(Exercise task)
Copy every line of the data that contains the string "专业社工".

***** Material to process

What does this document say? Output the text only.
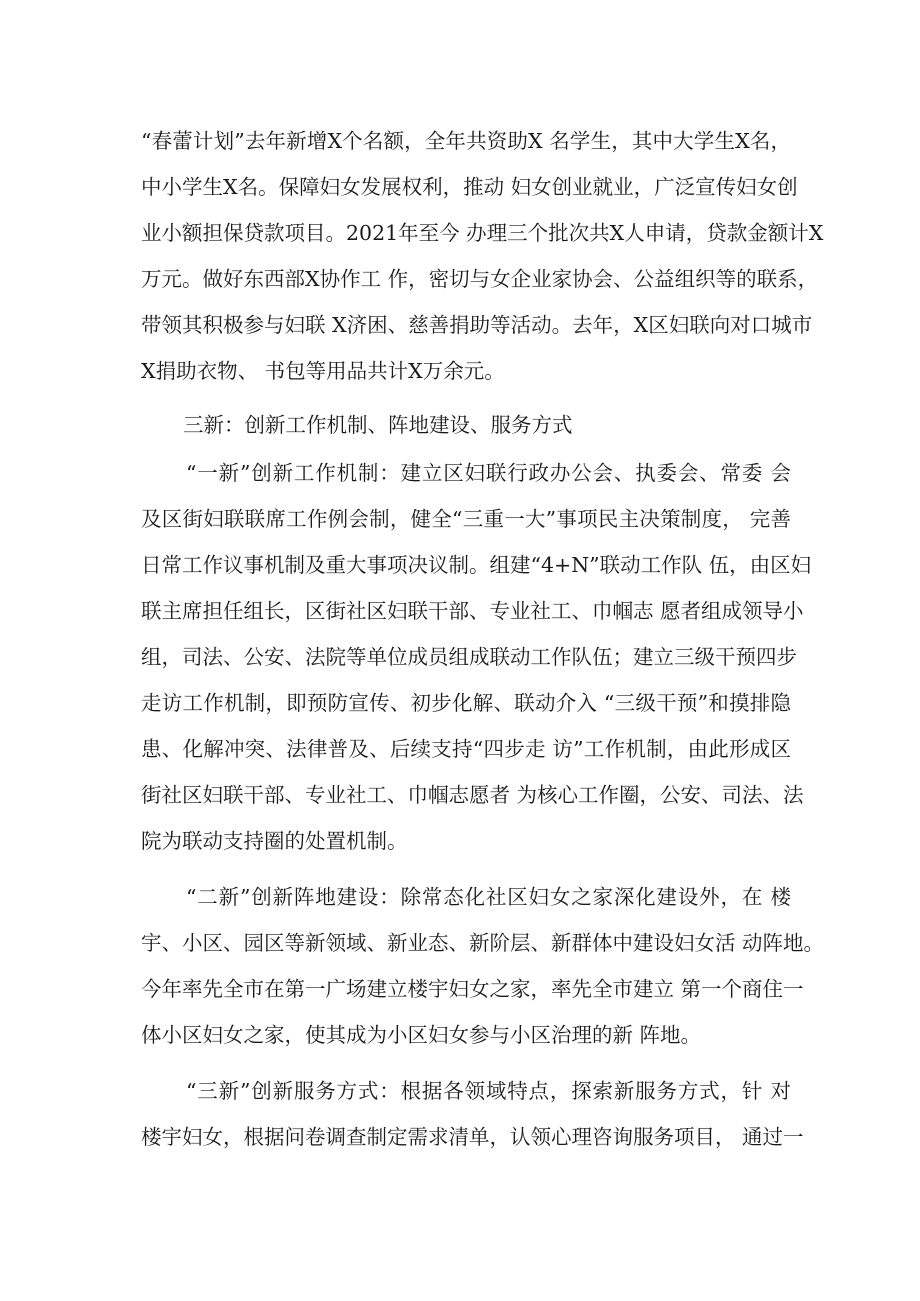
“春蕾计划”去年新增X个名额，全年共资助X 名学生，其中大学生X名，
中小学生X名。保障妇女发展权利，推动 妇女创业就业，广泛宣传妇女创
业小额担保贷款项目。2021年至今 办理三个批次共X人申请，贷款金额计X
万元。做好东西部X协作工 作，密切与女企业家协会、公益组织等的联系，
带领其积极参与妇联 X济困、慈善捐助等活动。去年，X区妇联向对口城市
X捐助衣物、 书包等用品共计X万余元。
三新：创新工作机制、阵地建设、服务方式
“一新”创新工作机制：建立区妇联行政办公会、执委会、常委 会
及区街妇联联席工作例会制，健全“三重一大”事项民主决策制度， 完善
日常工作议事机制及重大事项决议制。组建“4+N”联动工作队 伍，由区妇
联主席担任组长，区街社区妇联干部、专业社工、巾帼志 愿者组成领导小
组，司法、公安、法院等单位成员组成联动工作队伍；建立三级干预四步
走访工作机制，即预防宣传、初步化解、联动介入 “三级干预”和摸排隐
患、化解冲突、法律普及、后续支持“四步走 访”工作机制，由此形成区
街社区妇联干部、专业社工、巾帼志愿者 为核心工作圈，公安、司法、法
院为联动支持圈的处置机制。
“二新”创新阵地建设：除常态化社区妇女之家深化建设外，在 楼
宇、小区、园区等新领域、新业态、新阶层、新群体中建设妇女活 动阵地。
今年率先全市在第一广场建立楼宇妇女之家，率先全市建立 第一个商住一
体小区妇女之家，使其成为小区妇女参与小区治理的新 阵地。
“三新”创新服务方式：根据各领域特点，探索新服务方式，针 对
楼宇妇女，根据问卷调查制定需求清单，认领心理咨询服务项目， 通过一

**********
***** Material to process

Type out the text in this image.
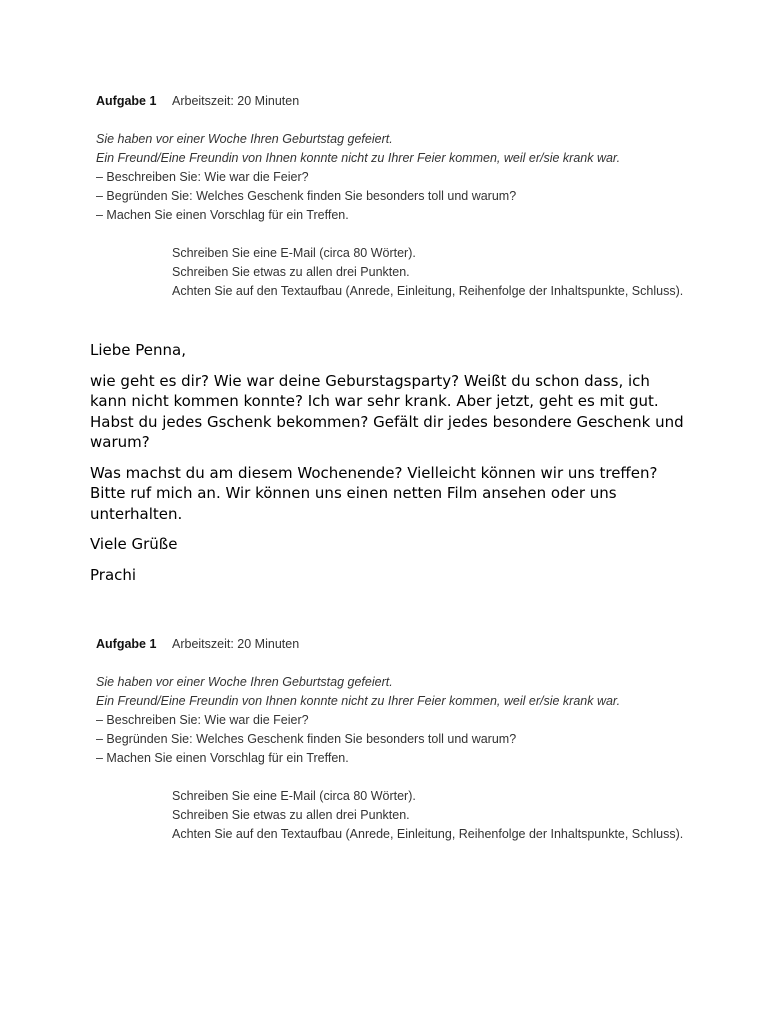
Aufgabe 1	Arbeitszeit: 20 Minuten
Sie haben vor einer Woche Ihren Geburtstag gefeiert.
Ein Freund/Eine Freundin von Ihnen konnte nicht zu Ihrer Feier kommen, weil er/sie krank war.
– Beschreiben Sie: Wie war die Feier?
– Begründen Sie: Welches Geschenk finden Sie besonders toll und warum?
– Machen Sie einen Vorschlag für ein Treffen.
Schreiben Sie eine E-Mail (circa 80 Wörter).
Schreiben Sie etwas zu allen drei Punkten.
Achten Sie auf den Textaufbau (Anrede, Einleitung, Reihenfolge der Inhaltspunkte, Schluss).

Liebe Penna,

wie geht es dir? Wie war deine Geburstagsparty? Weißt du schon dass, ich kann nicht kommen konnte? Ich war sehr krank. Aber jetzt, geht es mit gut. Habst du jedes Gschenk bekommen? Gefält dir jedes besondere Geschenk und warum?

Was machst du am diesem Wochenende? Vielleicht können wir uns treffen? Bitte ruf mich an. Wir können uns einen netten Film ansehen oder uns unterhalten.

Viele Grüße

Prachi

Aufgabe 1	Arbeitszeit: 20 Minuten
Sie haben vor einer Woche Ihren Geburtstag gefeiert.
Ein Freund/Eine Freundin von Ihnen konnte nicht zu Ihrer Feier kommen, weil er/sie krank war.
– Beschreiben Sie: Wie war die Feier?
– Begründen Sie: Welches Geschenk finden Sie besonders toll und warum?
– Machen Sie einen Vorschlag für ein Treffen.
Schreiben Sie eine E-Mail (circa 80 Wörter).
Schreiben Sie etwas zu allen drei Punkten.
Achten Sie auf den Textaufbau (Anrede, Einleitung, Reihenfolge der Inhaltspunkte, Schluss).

**********
***** Material to process

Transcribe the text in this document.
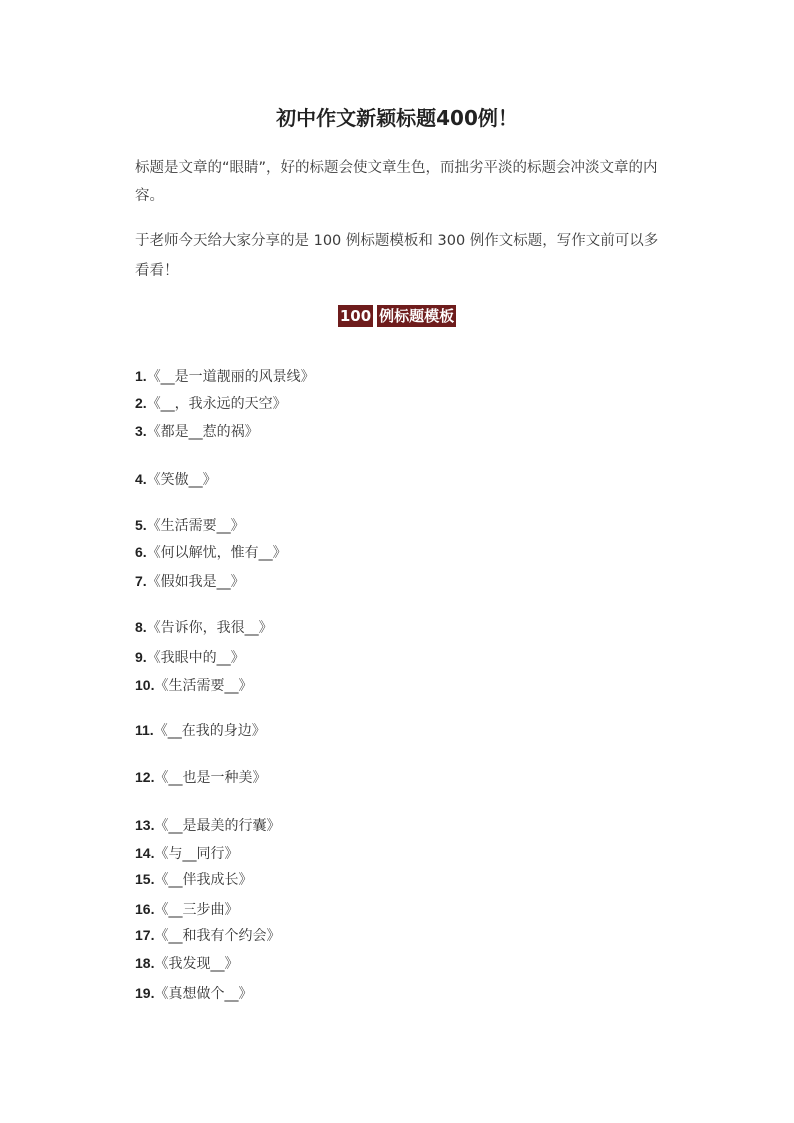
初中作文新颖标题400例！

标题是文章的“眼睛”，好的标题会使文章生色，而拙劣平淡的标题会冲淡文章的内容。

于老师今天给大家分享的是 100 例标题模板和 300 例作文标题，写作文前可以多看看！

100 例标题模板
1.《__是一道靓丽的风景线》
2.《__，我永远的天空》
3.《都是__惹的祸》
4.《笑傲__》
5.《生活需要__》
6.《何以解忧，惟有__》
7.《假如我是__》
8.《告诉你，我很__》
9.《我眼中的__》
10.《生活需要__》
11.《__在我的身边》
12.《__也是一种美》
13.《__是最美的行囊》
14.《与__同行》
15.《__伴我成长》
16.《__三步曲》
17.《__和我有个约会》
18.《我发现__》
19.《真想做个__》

**********

(The answer)
联主席担任组长，区街社区妇联干部、专业社工、巾帼志 愿者组成领导小
街社区妇联干部、专业社工、巾帼志愿者 为核心工作圈，公安、司法、法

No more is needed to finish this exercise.